> **Task details**:
Which lines in the material below contain the word "Bust"? Copy each of them.

> **Data shown**:
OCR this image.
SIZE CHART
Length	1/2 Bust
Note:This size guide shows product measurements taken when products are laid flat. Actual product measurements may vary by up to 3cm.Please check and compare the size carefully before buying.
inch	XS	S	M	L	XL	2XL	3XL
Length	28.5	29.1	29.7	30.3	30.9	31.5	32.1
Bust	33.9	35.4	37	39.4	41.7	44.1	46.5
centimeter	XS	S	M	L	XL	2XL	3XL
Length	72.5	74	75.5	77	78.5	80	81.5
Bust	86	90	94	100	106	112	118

> **Task result**:
Length	1/2 Bust
Bust	33.9	35.4	37	39.4	41.7	44.1	46.5
Bust	86	90	94	100	106	112	118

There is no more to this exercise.